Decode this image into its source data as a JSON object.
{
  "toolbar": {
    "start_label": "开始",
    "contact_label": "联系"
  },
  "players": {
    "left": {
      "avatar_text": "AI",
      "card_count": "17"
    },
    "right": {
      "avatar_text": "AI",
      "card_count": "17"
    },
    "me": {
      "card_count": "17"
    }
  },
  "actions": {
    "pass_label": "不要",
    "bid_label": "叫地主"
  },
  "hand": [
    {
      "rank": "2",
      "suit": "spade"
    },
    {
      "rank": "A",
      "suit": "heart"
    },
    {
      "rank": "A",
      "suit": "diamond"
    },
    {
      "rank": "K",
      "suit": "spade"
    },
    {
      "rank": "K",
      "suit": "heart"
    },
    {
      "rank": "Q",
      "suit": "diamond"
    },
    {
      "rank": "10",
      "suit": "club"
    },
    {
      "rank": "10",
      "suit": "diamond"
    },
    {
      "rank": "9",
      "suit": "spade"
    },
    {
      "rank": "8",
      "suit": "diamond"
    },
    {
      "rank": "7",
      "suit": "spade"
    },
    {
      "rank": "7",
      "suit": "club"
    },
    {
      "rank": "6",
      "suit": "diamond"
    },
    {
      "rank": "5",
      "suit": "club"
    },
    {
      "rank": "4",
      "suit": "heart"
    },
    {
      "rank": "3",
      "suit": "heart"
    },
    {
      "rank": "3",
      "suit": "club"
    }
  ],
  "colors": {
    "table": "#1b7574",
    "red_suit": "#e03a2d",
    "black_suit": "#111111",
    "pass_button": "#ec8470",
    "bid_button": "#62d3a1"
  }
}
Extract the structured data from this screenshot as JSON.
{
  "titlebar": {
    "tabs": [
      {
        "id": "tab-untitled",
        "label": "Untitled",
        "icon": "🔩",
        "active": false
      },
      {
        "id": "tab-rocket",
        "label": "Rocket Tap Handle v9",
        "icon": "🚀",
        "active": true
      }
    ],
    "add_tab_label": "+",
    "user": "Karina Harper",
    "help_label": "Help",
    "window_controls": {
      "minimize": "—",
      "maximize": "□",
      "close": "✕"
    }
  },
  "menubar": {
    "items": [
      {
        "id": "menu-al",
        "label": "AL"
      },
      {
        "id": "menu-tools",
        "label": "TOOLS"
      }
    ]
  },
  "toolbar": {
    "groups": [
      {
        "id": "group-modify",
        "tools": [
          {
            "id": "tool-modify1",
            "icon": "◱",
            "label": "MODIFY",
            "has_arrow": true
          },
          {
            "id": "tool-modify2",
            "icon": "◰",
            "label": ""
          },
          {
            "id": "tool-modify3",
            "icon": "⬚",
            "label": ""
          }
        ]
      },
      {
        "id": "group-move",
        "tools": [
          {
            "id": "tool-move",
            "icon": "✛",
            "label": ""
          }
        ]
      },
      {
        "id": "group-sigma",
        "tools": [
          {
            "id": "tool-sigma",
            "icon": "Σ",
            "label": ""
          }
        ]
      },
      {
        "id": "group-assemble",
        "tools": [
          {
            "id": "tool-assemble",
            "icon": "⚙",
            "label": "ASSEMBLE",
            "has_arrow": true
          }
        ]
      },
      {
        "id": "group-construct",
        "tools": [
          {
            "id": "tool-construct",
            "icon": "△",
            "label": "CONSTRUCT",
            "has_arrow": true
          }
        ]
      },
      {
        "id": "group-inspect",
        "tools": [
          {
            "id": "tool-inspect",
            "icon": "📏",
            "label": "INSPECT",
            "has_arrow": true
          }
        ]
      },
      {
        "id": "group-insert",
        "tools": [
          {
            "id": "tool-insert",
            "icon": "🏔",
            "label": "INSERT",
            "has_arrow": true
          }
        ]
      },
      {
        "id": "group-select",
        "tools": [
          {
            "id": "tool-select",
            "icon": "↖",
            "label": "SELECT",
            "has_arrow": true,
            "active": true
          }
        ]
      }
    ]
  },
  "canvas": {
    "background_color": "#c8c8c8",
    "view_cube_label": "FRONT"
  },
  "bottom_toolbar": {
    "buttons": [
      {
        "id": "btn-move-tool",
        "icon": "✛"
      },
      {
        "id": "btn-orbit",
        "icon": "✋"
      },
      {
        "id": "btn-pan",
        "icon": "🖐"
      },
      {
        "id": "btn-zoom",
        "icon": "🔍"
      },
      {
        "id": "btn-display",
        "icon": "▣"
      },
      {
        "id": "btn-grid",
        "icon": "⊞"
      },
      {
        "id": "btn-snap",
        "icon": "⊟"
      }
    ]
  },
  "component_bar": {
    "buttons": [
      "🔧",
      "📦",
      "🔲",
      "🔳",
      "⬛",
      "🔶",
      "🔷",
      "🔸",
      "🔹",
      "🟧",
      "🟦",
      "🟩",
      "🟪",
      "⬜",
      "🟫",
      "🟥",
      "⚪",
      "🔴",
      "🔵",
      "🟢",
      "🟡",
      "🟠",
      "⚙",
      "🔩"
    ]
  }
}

* _What you have to do_
Transcribe all of the entries without altering anything.

* _Reply to the task_
Decode this image into its source data as a JSON object.
{
  "toolbar": {
    "start_label": "开始",
    "contact_label": "联系"
  },
  "players": {
    "left": {
      "avatar_text": "AI",
      "card_count": "17"
    },
    "right": {
      "avatar_text": "AI",
      "card_count": "17"
    },
    "me": {
      "card_count": "17"
    }
  },
  "actions": {
    "pass_label": "不要",
    "bid_label": "叫地主"
  },
  "hand": [
    {
      "rank": "2",
      "suit": "spade"
    },
    {
      "rank": "A",
      "suit": "heart"
    },
    {
      "rank": "A",
      "suit": "diamond"
    },
    {
      "rank": "K",
      "suit": "spade"
    },
    {
      "rank": "K",
      "suit": "heart"
    },
    {
      "rank": "Q",
      "suit": "diamond"
    },
    {
      "rank": "10",
      "suit": "club"
    },
    {
      "rank": "10",
      "suit": "diamond"
    },
    {
      "rank": "9",
      "suit": "spade"
    },
    {
      "rank": "8",
      "suit": "diamond"
    },
    {
      "rank": "7",
      "suit": "spade"
    },
    {
      "rank": "7",
      "suit": "club"
    },
    {
      "rank": "6",
      "suit": "diamond"
    },
    {
      "rank": "5",
      "suit": "club"
    },
    {
      "rank": "4",
      "suit": "heart"
    },
    {
      "rank": "3",
      "suit": "heart"
    },
    {
      "rank": "3",
      "suit": "club"
    }
  ],
  "colors": {
    "table": "#1b7574",
    "red_suit": "#e03a2d",
    "black_suit": "#111111",
    "pass_button": "#ec8470",
    "bid_button": "#62d3a1"
  }
}
Extract the structured data from this screenshot as JSON.
{
  "titlebar": {
    "tabs": [
      {
        "id": "tab-untitled",
        "label": "Untitled",
        "icon": "🔩",
        "active": false
      },
      {
        "id": "tab-rocket",
        "label": "Rocket Tap Handle v9",
        "icon": "🚀",
        "active": true
      }
    ],
    "add_tab_label": "+",
    "user": "Karina Harper",
    "help_label": "Help",
    "window_controls": {
      "minimize": "—",
      "maximize": "□",
      "close": "✕"
    }
  },
  "menubar": {
    "items": [
      {
        "id": "menu-al",
        "label": "AL"
      },
      {
        "id": "menu-tools",
        "label": "TOOLS"
      }
    ]
  },
  "toolbar": {
    "groups": [
      {
        "id": "group-modify",
        "tools": [
          {
            "id": "tool-modify1",
            "icon": "◱",
            "label": "MODIFY",
            "has_arrow": true
          },
          {
            "id": "tool-modify2",
            "icon": "◰",
            "label": ""
          },
          {
            "id": "tool-modify3",
            "icon": "⬚",
            "label": ""
          }
        ]
      },
      {
        "id": "group-move",
        "tools": [
          {
            "id": "tool-move",
            "icon": "✛",
            "label": ""
          }
        ]
      },
      {
        "id": "group-sigma",
        "tools": [
          {
            "id": "tool-sigma",
            "icon": "Σ",
            "label": ""
          }
        ]
      },
      {
        "id": "group-assemble",
        "tools": [
          {
            "id": "tool-assemble",
            "icon": "⚙",
            "label": "ASSEMBLE",
            "has_arrow": true
          }
        ]
      },
      {
        "id": "group-construct",
        "tools": [
          {
            "id": "tool-construct",
            "icon": "△",
            "label": "CONSTRUCT",
            "has_arrow": true
          }
        ]
      },
      {
        "id": "group-inspect",
        "tools": [
          {
            "id": "tool-inspect",
            "icon": "📏",
            "label": "INSPECT",
            "has_arrow": true
          }
        ]
      },
      {
        "id": "group-insert",
        "tools": [
          {
            "id": "tool-insert",
            "icon": "🏔",
            "label": "INSERT",
            "has_arrow": true
          }
        ]
      },
      {
        "id": "group-select",
        "tools": [
          {
            "id": "tool-select",
            "icon": "↖",
            "label": "SELECT",
            "has_arrow": true,
            "active": true
          }
        ]
      }
    ]
  },
  "canvas": {
    "background_color": "#c8c8c8",
    "view_cube_label": "FRONT"
  },
  "bottom_toolbar": {
    "buttons": [
      {
        "id": "btn-move-tool",
        "icon": "✛"
      },
      {
        "id": "btn-orbit",
        "icon": "✋"
      },
      {
        "id": "btn-pan",
        "icon": "🖐"
      },
      {
        "id": "btn-zoom",
        "icon": "🔍"
      },
      {
        "id": "btn-display",
        "icon": "▣"
      },
      {
        "id": "btn-grid",
        "icon": "⊞"
      },
      {
        "id": "btn-snap",
        "icon": "⊟"
      }
    ]
  },
  "component_bar": {
    "buttons": [
      "🔧",
      "📦",
      "🔲",
      "🔳",
      "⬛",
      "🔶",
      "🔷",
      "🔸",
      "🔹",
      "🟧",
      "🟦",
      "🟩",
      "🟪",
      "⬜",
      "🟫",
      "🟥",
      "⚪",
      "🔴",
      "🔵",
      "🟢",
      "🟡",
      "🟠",
      "⚙",
      "🔩"
    ]
  }
}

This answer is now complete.